---------- RECORDS TO PROCESS ----------

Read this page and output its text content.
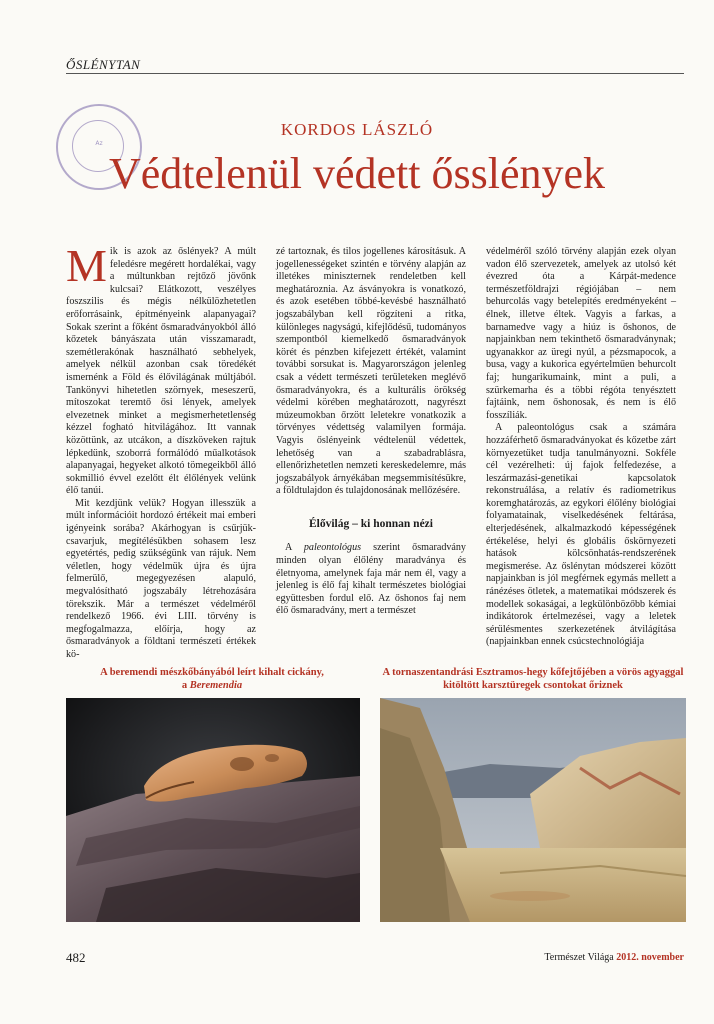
ŐSLÉNYTAN
Az
KORDOS LÁSZLÓ
Védtelenül védett ősslények

Mik is azok az őslények? A múlt feledésre megérett hordalékai, vagy a múltunkban rejtőző jövőnk kulcsai? Elátkozott, veszélyes foszszilis és mégis nélkülözhetetlen erőforrásaink, építményeink alapanyagai? Sokak szerint a főként ősmaradványokból álló kőzetek bányászata után visszamaradt, szemétlerakónak használható sebhelyek, amelyek nélkül azonban csak töredékét ismernénk a Föld és élővilágának múltjából. Tankönyvi hihetetlen szörnyek, meseszerű, mítoszokat teremtő ősi lények, amelyek elvezetnek minket a megismerhetetlenség kézzel fogható hitvilágához. Itt vannak közöttünk, az utcákon, a díszköveken rajtuk lépkedünk, szoborrá formálódó műalkotások alapanyagai, hegyeket alkotó tömegeikből álló sokmillió évvel ezelőtt élt élőlények velünk élő tanúi.

Mit kezdjünk velük? Hogyan illesszük a múlt információit hordozó értékeit mai emberi igényeink sorába? Akárhogyan is csűrjük-csavarjuk, megítélésükben sohasem lesz egyetértés, pedig szükségünk van rájuk. Nem véletlen, hogy védelmük újra és újra felmerülő, megegyezésen alapuló, megvalósítható jogszabály létrehozására törekszik. Már a természet védelméről rendelkező 1966. évi LIII. törvény is megfogalmazza, előírja, hogy az ősmaradványok a földtani természeti értékek kö-

zé tartoznak, és tilos jogellenes károsításuk. A jogellenességeket szintén e törvény alapján az illetékes miniszternek rendeletben kell meghatároznia. Az ásványokra is vonatkozó, és azok esetében többé-kevésbé használható jogszabályban kell rögzíteni a ritka, különleges nagyságú, kifejlődésű, tudományos szempontból kiemelkedő ősmaradványok körét és pénzben kifejezett értékét, valamint további sorsukat is. Magyarországon jelenleg csak a védett természeti területeken meglévő ősmaradványokra, és a kulturális örökség védelmi körében meghatározott, nagyrészt múzeumokban őrzött leletekre vonatkozik a törvényes védettség valamilyen formája. Vagyis őslényeink védtelenül védettek, lehetőség van a szabadrablásra, ellenőrizhetetlen nemzeti kereskedelemre, más jogszabályok árnyékában megsemmisítésükre, a földtulajdon és tulajdonosának mellőzésére.

Élővilág – ki honnan nézi

A paleontológus szerint ősmaradvány minden olyan élőlény maradványa és életnyoma, amelynek faja már nem él, vagy a jelenleg is élő faj kihalt természetes biológiai együttesben fordul elő. Az őshonos faj nem élő ősmaradvány, mert a természet

védelméről szóló törvény alapján ezek olyan vadon élő szervezetek, amelyek az utolsó két évezred óta a Kárpát-medence természetföldrajzi régiójában – nem behurcolás vagy betelepítés eredményeként – élnek, illetve éltek. Vagyis a farkas, a barnamedve vagy a hiúz is őshonos, de napjainkban nem tekinthető ősmaradványnak; ugyanakkor az üregi nyúl, a pézsmapocok, a busa, vagy a kukorica egyértelműen behurcolt faj; hungarikumaink, mint a puli, a szürkemarha és a többi régóta tenyésztett fajtáink, nem őshonosak, és nem is élő fosszíliák.

A paleontológus csak a számára hozzáférhető ősmaradványokat és kőzetbe zárt környezetüket tudja tanulmányozni. Sokféle cél vezérelheti: új fajok felfedezése, a leszármazási-genetikai kapcsolatok rekonstruálása, a relatív és radiometrikus koremghatározás, az egykori élőlény biológiai folyamatainak, viselkedésének feltárása, elterjedésének, alkalmazkodó képességének értékelése, helyi és globális őskörnyezeti hatások kölcsönhatás-rendszerének megismerése. Az őslénytan módszerei között napjainkban is jól megférnek egymás mellett a ránézéses ötletek, a matematikai módszerek és modellek sokaságai, a legkülönbözőbb kémiai indikátorok értelmezései, vagy a leletek sérülésmentes szerkezetének átvilágítása (napjainkban ennek csúcstechnológiája

A beremendi mészkőbányából leírt kihalt cickány,
a Beremendia
A tornaszentandrási Esztramos-hegy kőfejtőjében a vörös agyaggal kitöltött karsztüregek csontokat őriznek
482	Természet Világa 2012. november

----------

Return the listing above word for word, with the pictures removed.

[RIGHT ANSWER]
Read this page and output its text content.
ŐSLÉNYTAN
Az
KORDOS LÁSZLÓ
Védtelenül védett ősslények

Mik is azok az őslények? A múlt feledésre megérett hordalékai, vagy a múltunkban rejtőző jövőnk kulcsai? Elátkozott, veszélyes foszszilis és mégis nélkülözhetetlen erőforrásaink, építményeink alapanyagai? Sokak szerint a főként ősmaradványokból álló kőzetek bányászata után visszamaradt, szemétlerakónak használható sebhelyek, amelyek nélkül azonban csak töredékét ismernénk a Föld és élővilágának múltjából. Tankönyvi hihetetlen szörnyek, meseszerű, mítoszokat teremtő ősi lények, amelyek elvezetnek minket a megismerhetetlenség kézzel fogható hitvilágához. Itt vannak közöttünk, az utcákon, a díszköveken rajtuk lépkedünk, szoborrá formálódó műalkotások alapanyagai, hegyeket alkotó tömegeikből álló sokmillió évvel ezelőtt élt élőlények velünk élő tanúi.

Mit kezdjünk velük? Hogyan illesszük a múlt információit hordozó értékeit mai emberi igényeink sorába? Akárhogyan is csűrjük-csavarjuk, megítélésükben sohasem lesz egyetértés, pedig szükségünk van rájuk. Nem véletlen, hogy védelmük újra és újra felmerülő, megegyezésen alapuló, megvalósítható jogszabály létrehozására törekszik. Már a természet védelméről rendelkező 1966. évi LIII. törvény is megfogalmazza, előírja, hogy az ősmaradványok a földtani természeti értékek kö-

zé tartoznak, és tilos jogellenes károsításuk. A jogellenességeket szintén e törvény alapján az illetékes miniszternek rendeletben kell meghatároznia. Az ásványokra is vonatkozó, és azok esetében többé-kevésbé használható jogszabályban kell rögzíteni a ritka, különleges nagyságú, kifejlődésű, tudományos szempontból kiemelkedő ősmaradványok körét és pénzben kifejezett értékét, valamint további sorsukat is. Magyarországon jelenleg csak a védett természeti területeken meglévő ősmaradványokra, és a kulturális örökség védelmi körében meghatározott, nagyrészt múzeumokban őrzött leletekre vonatkozik a törvényes védettség valamilyen formája. Vagyis őslényeink védtelenül védettek, lehetőség van a szabadrablásra, ellenőrizhetetlen nemzeti kereskedelemre, más jogszabályok árnyékában megsemmisítésükre, a földtulajdon és tulajdonosának mellőzésére.

Élővilág – ki honnan nézi

A paleontológus szerint ősmaradvány minden olyan élőlény maradványa és életnyoma, amelynek faja már nem él, vagy a jelenleg is élő faj kihalt természetes biológiai együttesben fordul elő. Az őshonos faj nem élő ősmaradvány, mert a természet

védelméről szóló törvény alapján ezek olyan vadon élő szervezetek, amelyek az utolsó két évezred óta a Kárpát-medence természetföldrajzi régiójában – nem behurcolás vagy betelepítés eredményeként – élnek, illetve éltek. Vagyis a farkas, a barnamedve vagy a hiúz is őshonos, de napjainkban nem tekinthető ősmaradványnak; ugyanakkor az üregi nyúl, a pézsmapocok, a busa, vagy a kukorica egyértelműen behurcolt faj; hungarikumaink, mint a puli, a szürkemarha és a többi régóta tenyésztett fajtáink, nem őshonosak, és nem is élő fosszíliák.

A paleontológus csak a számára hozzáférhető ősmaradványokat és kőzetbe zárt környezetüket tudja tanulmányozni. Sokféle cél vezérelheti: új fajok felfedezése, a leszármazási-genetikai kapcsolatok rekonstruálása, a relatív és radiometrikus koremghatározás, az egykori élőlény biológiai folyamatainak, viselkedésének feltárása, elterjedésének, alkalmazkodó képességének értékelése, helyi és globális őskörnyezeti hatások kölcsönhatás-rendszerének megismerése. Az őslénytan módszerei között napjainkban is jól megférnek egymás mellett a ránézéses ötletek, a matematikai módszerek és modellek sokaságai, a legkülönbözőbb kémiai indikátorok értelmezései, vagy a leletek sérülésmentes szerkezetének átvilágítása (napjainkban ennek csúcstechnológiája

A beremendi mészkőbányából leírt kihalt cickány,
a Beremendia
A tornaszentandrási Esztramos-hegy kőfejtőjében a vörös agyaggal kitöltött karsztüregek csontokat őriznek
482	Természet Világa 2012. november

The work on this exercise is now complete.